▶ **Job**: In your copy, leave out the pictures; write out all the data exactly.
-- begin Data for this exercise --
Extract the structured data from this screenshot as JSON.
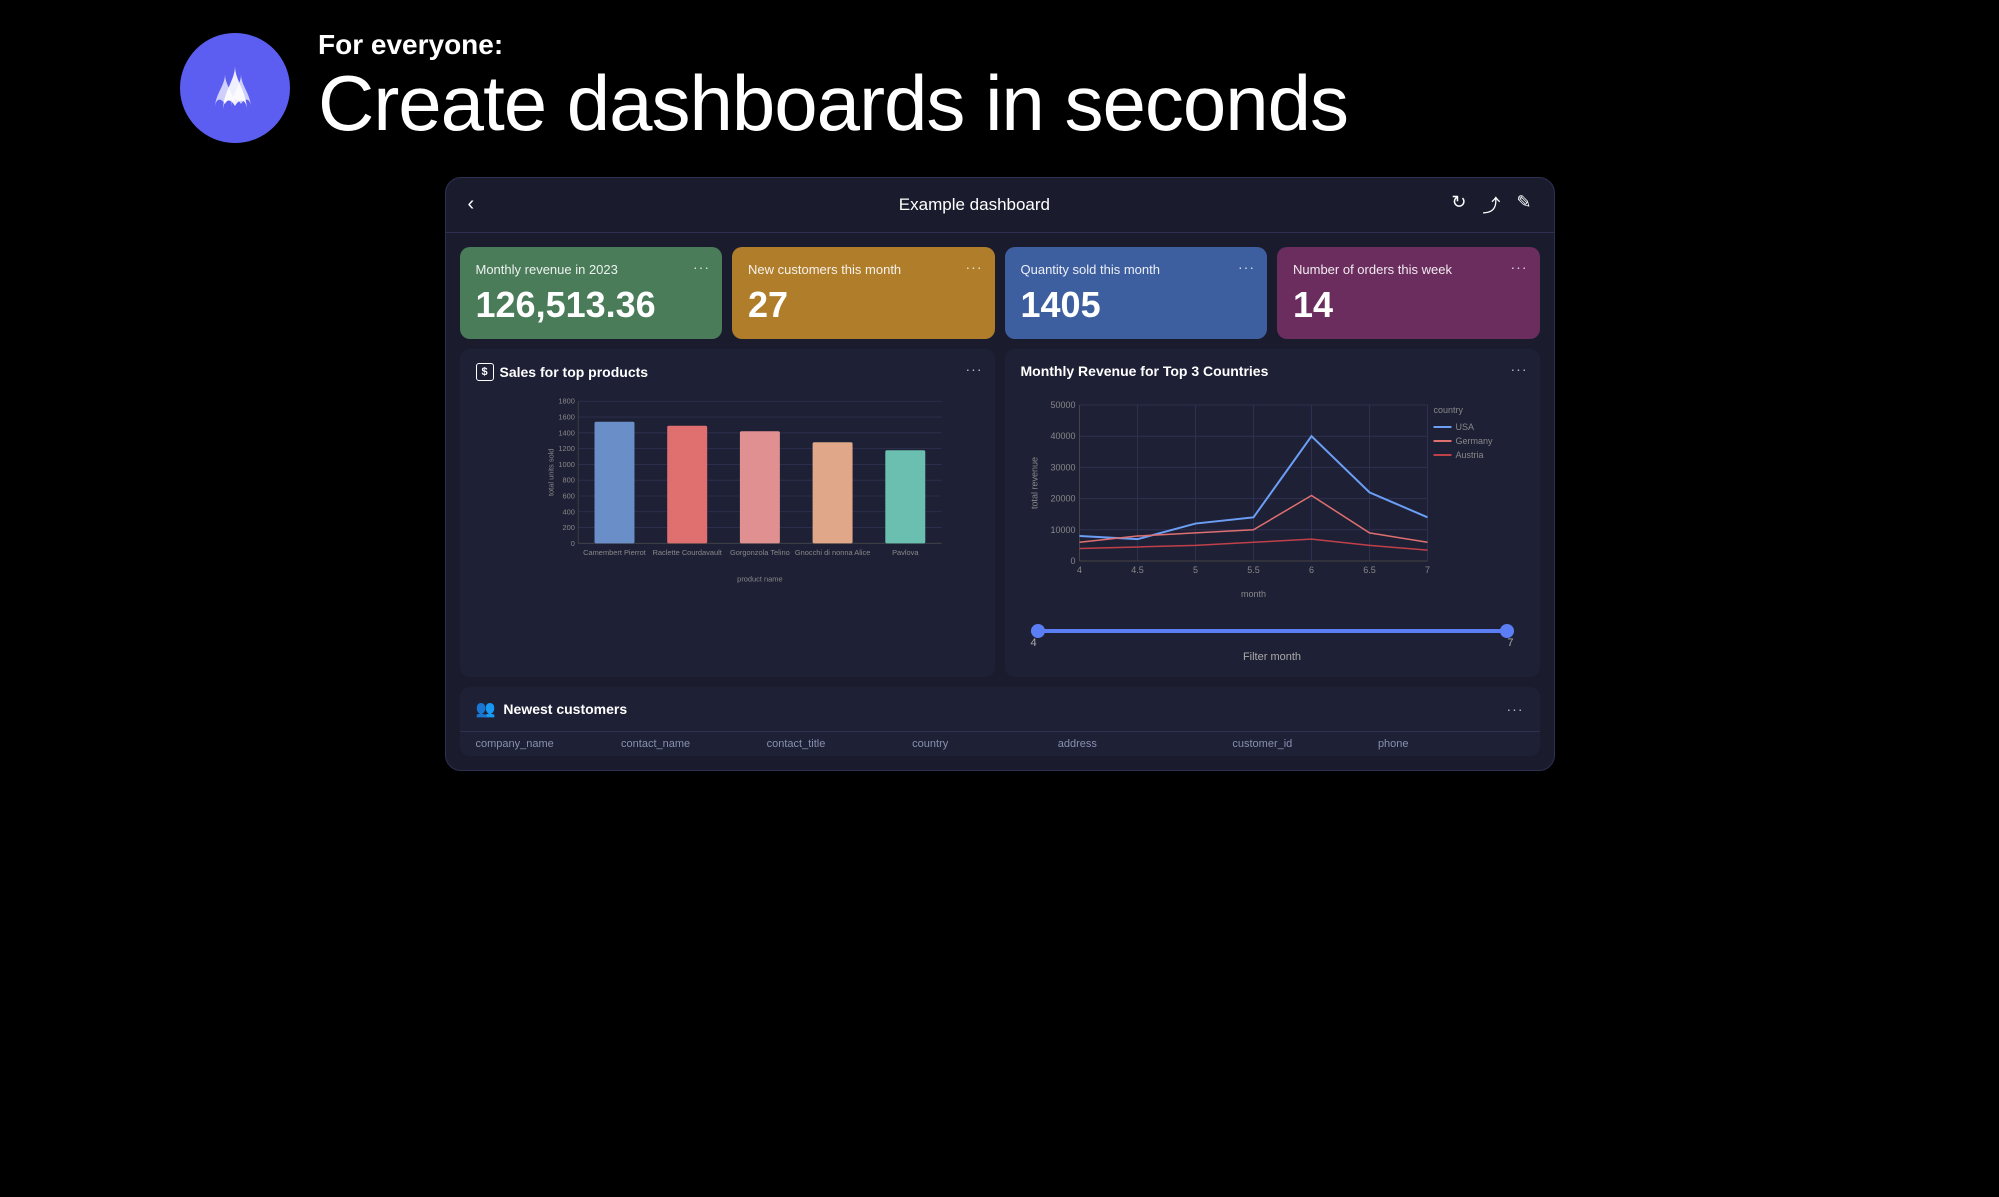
{
  "hero": {
    "subtitle": "For everyone:",
    "title": "Create dashboards in seconds"
  },
  "dashboard": {
    "title": "Example dashboard",
    "back_label": "‹",
    "icons": {
      "refresh": "↻",
      "share": "⤴",
      "edit": "✎"
    }
  },
  "kpi_cards": [
    {
      "id": "monthly-revenue",
      "label": "Monthly revenue in 2023",
      "value": "126,513.36",
      "color_class": "kpi-green",
      "menu": "···"
    },
    {
      "id": "new-customers",
      "label": "New customers this month",
      "value": "27",
      "color_class": "kpi-orange",
      "menu": "···"
    },
    {
      "id": "quantity-sold",
      "label": "Quantity sold this month",
      "value": "1405",
      "color_class": "kpi-blue",
      "menu": "···"
    },
    {
      "id": "orders-week",
      "label": "Number of orders this week",
      "value": "14",
      "color_class": "kpi-purple",
      "menu": "···"
    }
  ],
  "bar_chart": {
    "title": "Sales for top products",
    "menu": "···",
    "x_axis_label": "product name",
    "y_axis_label": "total units sold",
    "bars": [
      {
        "label": "Camembert Pierrot",
        "value": 1540,
        "color": "#6a8fc8"
      },
      {
        "label": "Raclette Courdavault",
        "value": 1490,
        "color": "#e07070"
      },
      {
        "label": "Gorgonzola Telino",
        "value": 1420,
        "color": "#e09090"
      },
      {
        "label": "Gnocchi di nonna Alice",
        "value": 1280,
        "color": "#e0a888"
      },
      {
        "label": "Pavlova",
        "value": 1180,
        "color": "#6abfb0"
      }
    ],
    "y_ticks": [
      0,
      200,
      400,
      600,
      800,
      1000,
      1200,
      1400,
      1600,
      1800
    ],
    "y_max": 1800
  },
  "line_chart": {
    "title": "Monthly Revenue for Top 3 Countries",
    "menu": "···",
    "x_axis_label": "month",
    "y_axis_label": "total revenue",
    "legend": {
      "title": "country",
      "items": [
        {
          "label": "USA",
          "color": "#6b9ef5"
        },
        {
          "label": "Germany",
          "color": "#e07070"
        },
        {
          "label": "Austria",
          "color": "#c0404a"
        }
      ]
    },
    "x_ticks": [
      4,
      4.5,
      5,
      5.5,
      6,
      6.5,
      7
    ],
    "y_ticks": [
      0,
      10000,
      20000,
      30000,
      40000,
      50000
    ],
    "series": {
      "USA": [
        {
          "x": 4,
          "y": 8000
        },
        {
          "x": 4.5,
          "y": 7000
        },
        {
          "x": 5,
          "y": 12000
        },
        {
          "x": 5.5,
          "y": 14000
        },
        {
          "x": 6,
          "y": 40000
        },
        {
          "x": 6.5,
          "y": 22000
        },
        {
          "x": 7,
          "y": 14000
        }
      ],
      "Germany": [
        {
          "x": 4,
          "y": 6000
        },
        {
          "x": 4.5,
          "y": 8000
        },
        {
          "x": 5,
          "y": 9000
        },
        {
          "x": 5.5,
          "y": 10000
        },
        {
          "x": 6,
          "y": 21000
        },
        {
          "x": 6.5,
          "y": 9000
        },
        {
          "x": 7,
          "y": 6000
        }
      ],
      "Austria": [
        {
          "x": 4,
          "y": 4000
        },
        {
          "x": 4.5,
          "y": 4500
        },
        {
          "x": 5,
          "y": 5000
        },
        {
          "x": 5.5,
          "y": 6000
        },
        {
          "x": 6,
          "y": 7000
        },
        {
          "x": 6.5,
          "y": 5000
        },
        {
          "x": 7,
          "y": 3500
        }
      ]
    },
    "filter_label": "Filter month",
    "filter_min": "4",
    "filter_max": "7"
  },
  "table": {
    "title": "Newest customers",
    "menu": "···",
    "columns": [
      "company_name",
      "contact_name",
      "contact_title",
      "country",
      "address",
      "customer_id",
      "phone"
    ]
  }
}
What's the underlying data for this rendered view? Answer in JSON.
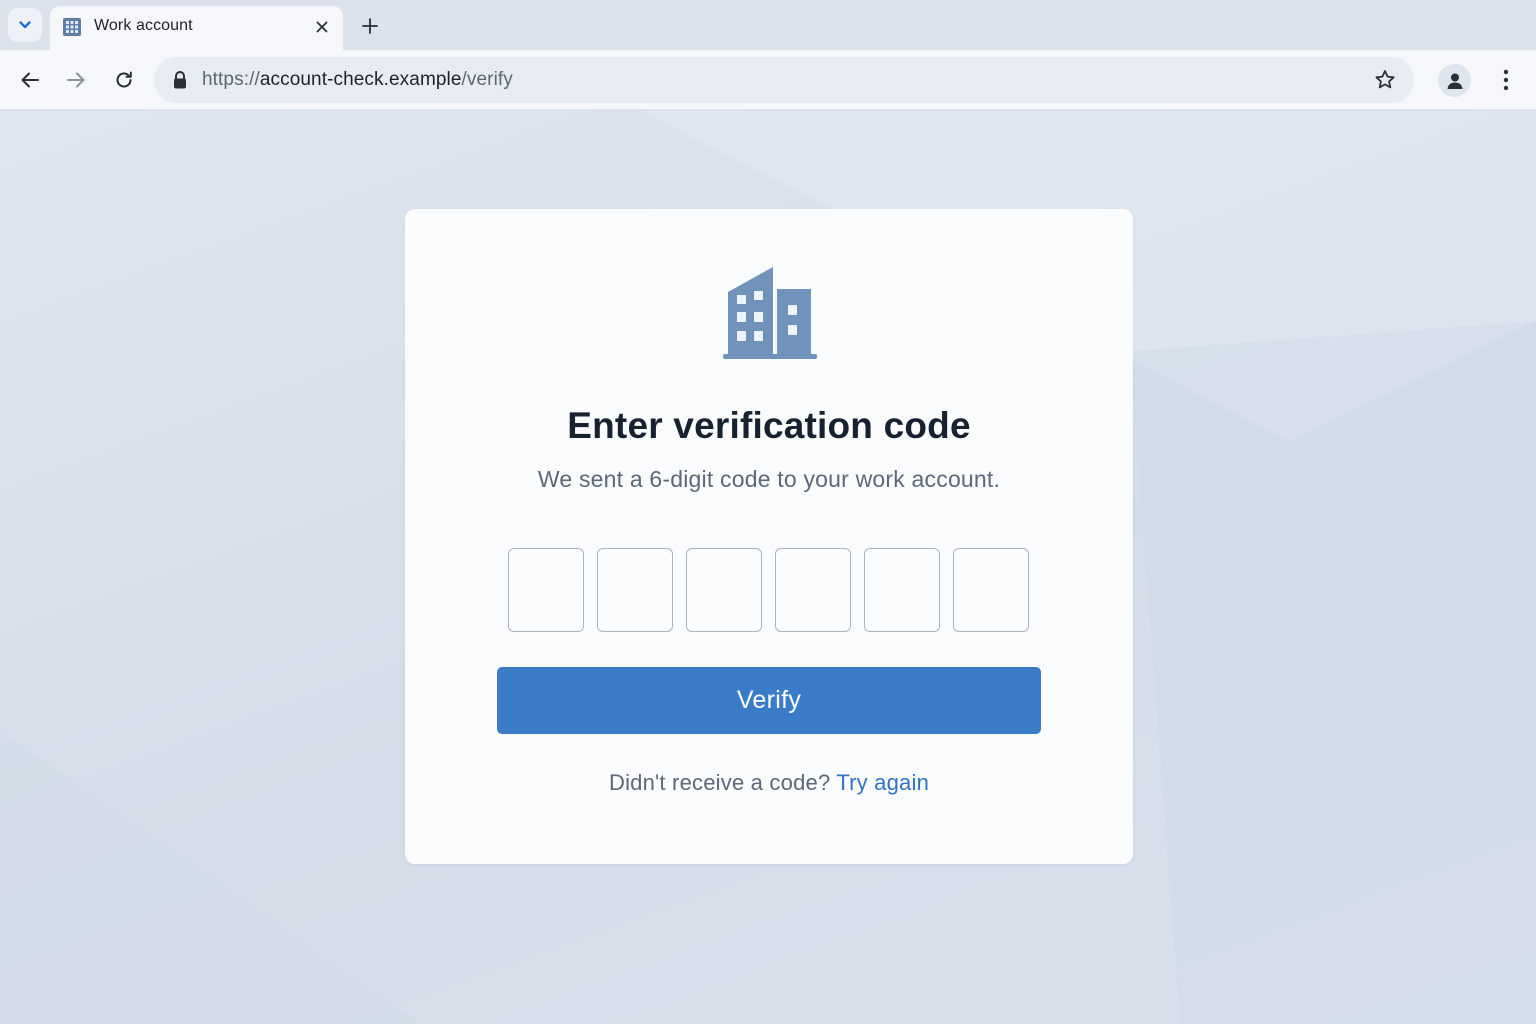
{
  "browser": {
    "tab": {
      "title": "Work account",
      "favicon": "building-grid-icon"
    },
    "tab_search_icon": "chevron-down-icon",
    "close_tab_icon": "close-icon",
    "new_tab_icon": "plus-icon",
    "toolbar": {
      "back_icon": "arrow-left-icon",
      "forward_icon": "arrow-right-icon",
      "reload_icon": "reload-icon",
      "bookmark_icon": "star-icon",
      "profile_icon": "person-icon",
      "menu_icon": "kebab-menu-icon"
    },
    "address": {
      "scheme": "https://",
      "host": "account-check.example",
      "path": "/verify",
      "security_icon": "lock-icon"
    }
  },
  "page": {
    "logo_icon": "office-building-icon",
    "title": "Enter verification code",
    "subtitle": "We sent a 6-digit code to your work account.",
    "code_digits": [
      "",
      "",
      "",
      "",
      "",
      ""
    ],
    "verify_label": "Verify",
    "resend_prompt": "Didn't receive a code?",
    "resend_link": "Try again"
  },
  "colors": {
    "accent": "#3a7cc7",
    "link": "#2f73c2",
    "logo": "#7193bb",
    "background": "#d6dfea"
  }
}
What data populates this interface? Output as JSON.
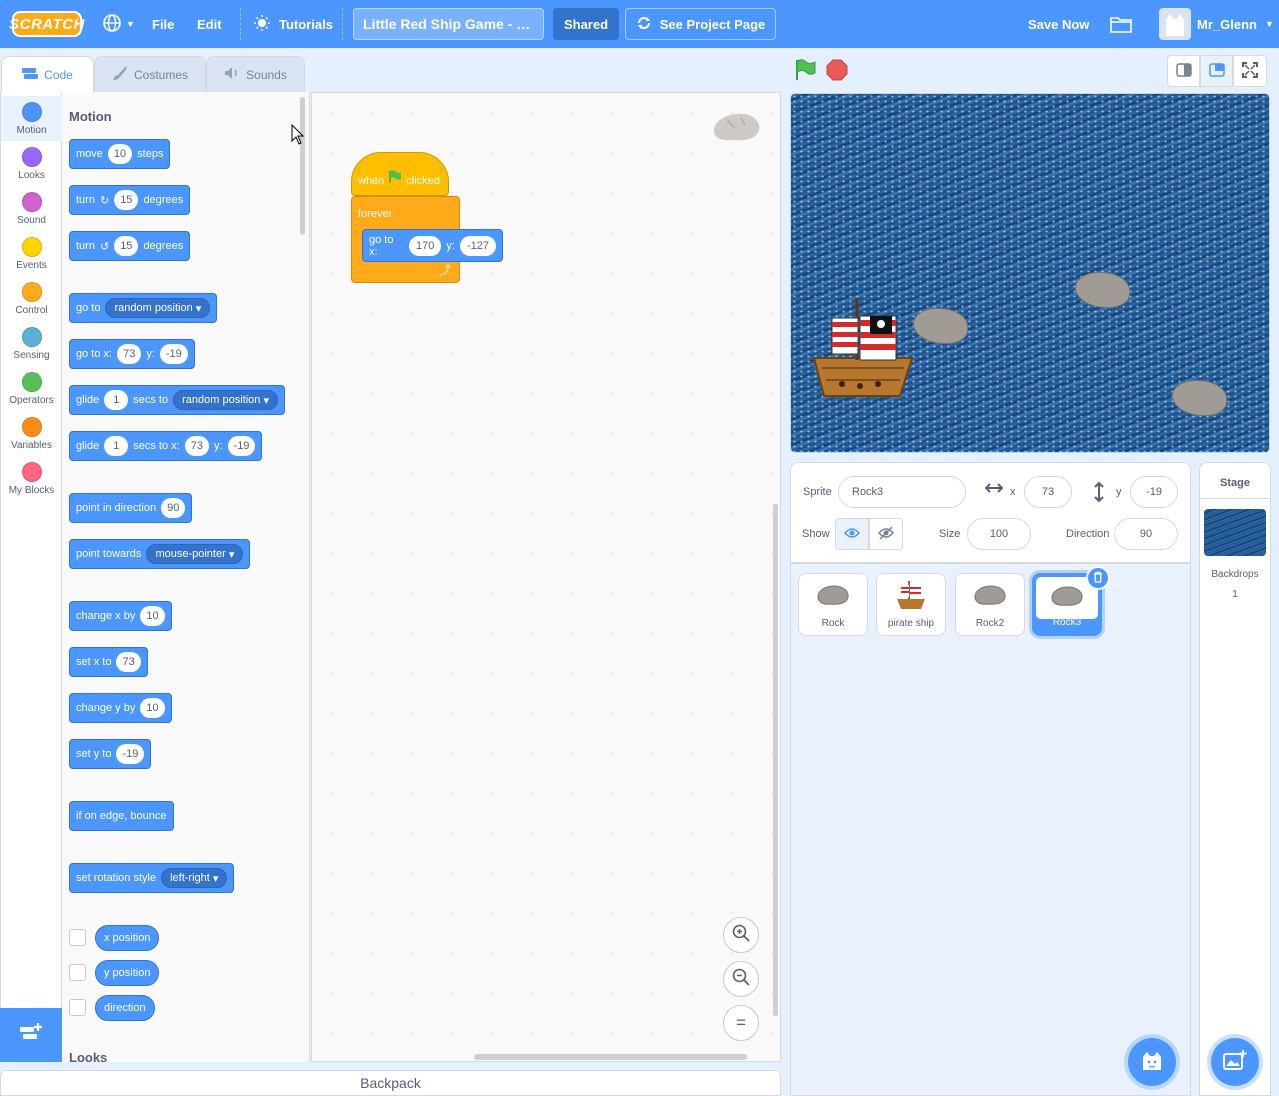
-- end Data for this exercise --
▶ **Exercise response**:
Extract the structured data from this screenshot as JSON.
{
  "hero": {
    "subtitle": "For everyone:",
    "title": "Create dashboards in seconds"
  },
  "dashboard": {
    "title": "Example dashboard",
    "back_label": "‹",
    "icons": {
      "refresh": "↻",
      "share": "⤴",
      "edit": "✎"
    }
  },
  "kpi_cards": [
    {
      "id": "monthly-revenue",
      "label": "Monthly revenue in 2023",
      "value": "126,513.36",
      "color_class": "kpi-green",
      "menu": "···"
    },
    {
      "id": "new-customers",
      "label": "New customers this month",
      "value": "27",
      "color_class": "kpi-orange",
      "menu": "···"
    },
    {
      "id": "quantity-sold",
      "label": "Quantity sold this month",
      "value": "1405",
      "color_class": "kpi-blue",
      "menu": "···"
    },
    {
      "id": "orders-week",
      "label": "Number of orders this week",
      "value": "14",
      "color_class": "kpi-purple",
      "menu": "···"
    }
  ],
  "bar_chart": {
    "title": "Sales for top products",
    "menu": "···",
    "x_axis_label": "product name",
    "y_axis_label": "total units sold",
    "bars": [
      {
        "label": "Camembert Pierrot",
        "value": 1540,
        "color": "#6a8fc8"
      },
      {
        "label": "Raclette Courdavault",
        "value": 1490,
        "color": "#e07070"
      },
      {
        "label": "Gorgonzola Telino",
        "value": 1420,
        "color": "#e09090"
      },
      {
        "label": "Gnocchi di nonna Alice",
        "value": 1280,
        "color": "#e0a888"
      },
      {
        "label": "Pavlova",
        "value": 1180,
        "color": "#6abfb0"
      }
    ],
    "y_ticks": [
      0,
      200,
      400,
      600,
      800,
      1000,
      1200,
      1400,
      1600,
      1800
    ],
    "y_max": 1800
  },
  "line_chart": {
    "title": "Monthly Revenue for Top 3 Countries",
    "menu": "···",
    "x_axis_label": "month",
    "y_axis_label": "total revenue",
    "legend": {
      "title": "country",
      "items": [
        {
          "label": "USA",
          "color": "#6b9ef5"
        },
        {
          "label": "Germany",
          "color": "#e07070"
        },
        {
          "label": "Austria",
          "color": "#c0404a"
        }
      ]
    },
    "x_ticks": [
      4,
      4.5,
      5,
      5.5,
      6,
      6.5,
      7
    ],
    "y_ticks": [
      0,
      10000,
      20000,
      30000,
      40000,
      50000
    ],
    "series": {
      "USA": [
        {
          "x": 4,
          "y": 8000
        },
        {
          "x": 4.5,
          "y": 7000
        },
        {
          "x": 5,
          "y": 12000
        },
        {
          "x": 5.5,
          "y": 14000
        },
        {
          "x": 6,
          "y": 40000
        },
        {
          "x": 6.5,
          "y": 22000
        },
        {
          "x": 7,
          "y": 14000
        }
      ],
      "Germany": [
        {
          "x": 4,
          "y": 6000
        },
        {
          "x": 4.5,
          "y": 8000
        },
        {
          "x": 5,
          "y": 9000
        },
        {
          "x": 5.5,
          "y": 10000
        },
        {
          "x": 6,
          "y": 21000
        },
        {
          "x": 6.5,
          "y": 9000
        },
        {
          "x": 7,
          "y": 6000
        }
      ],
      "Austria": [
        {
          "x": 4,
          "y": 4000
        },
        {
          "x": 4.5,
          "y": 4500
        },
        {
          "x": 5,
          "y": 5000
        },
        {
          "x": 5.5,
          "y": 6000
        },
        {
          "x": 6,
          "y": 7000
        },
        {
          "x": 6.5,
          "y": 5000
        },
        {
          "x": 7,
          "y": 3500
        }
      ]
    },
    "filter_label": "Filter month",
    "filter_min": "4",
    "filter_max": "7"
  },
  "table": {
    "title": "Newest customers",
    "menu": "···",
    "columns": [
      "company_name",
      "contact_name",
      "contact_title",
      "country",
      "address",
      "customer_id",
      "phone"
    ]
  }
}
What's the underlying data for this rendered view? Answer in JSON.
{
  "browser": {
    "tab": {
      "title": "Work account",
      "favicon": "building-grid-icon"
    },
    "tab_search_icon": "chevron-down-icon",
    "close_tab_icon": "close-icon",
    "new_tab_icon": "plus-icon",
    "toolbar": {
      "back_icon": "arrow-left-icon",
      "forward_icon": "arrow-right-icon",
      "reload_icon": "reload-icon",
      "bookmark_icon": "star-icon",
      "profile_icon": "person-icon",
      "menu_icon": "kebab-menu-icon"
    },
    "address": {
      "scheme": "https://",
      "host": "account-check.example",
      "path": "/verify",
      "security_icon": "lock-icon"
    }
  },
  "page": {
    "logo_icon": "office-building-icon",
    "title": "Enter verification code",
    "subtitle": "We sent a 6-digit code to your work account.",
    "code_digits": [
      "",
      "",
      "",
      "",
      "",
      ""
    ],
    "verify_label": "Verify",
    "resend_prompt": "Didn't receive a code?",
    "resend_link": "Try again"
  },
  "colors": {
    "accent": "#3a7cc7",
    "link": "#2f73c2",
    "logo": "#7193bb",
    "background": "#d6dfea"
  }
}
What data populates this interface? Output as JSON.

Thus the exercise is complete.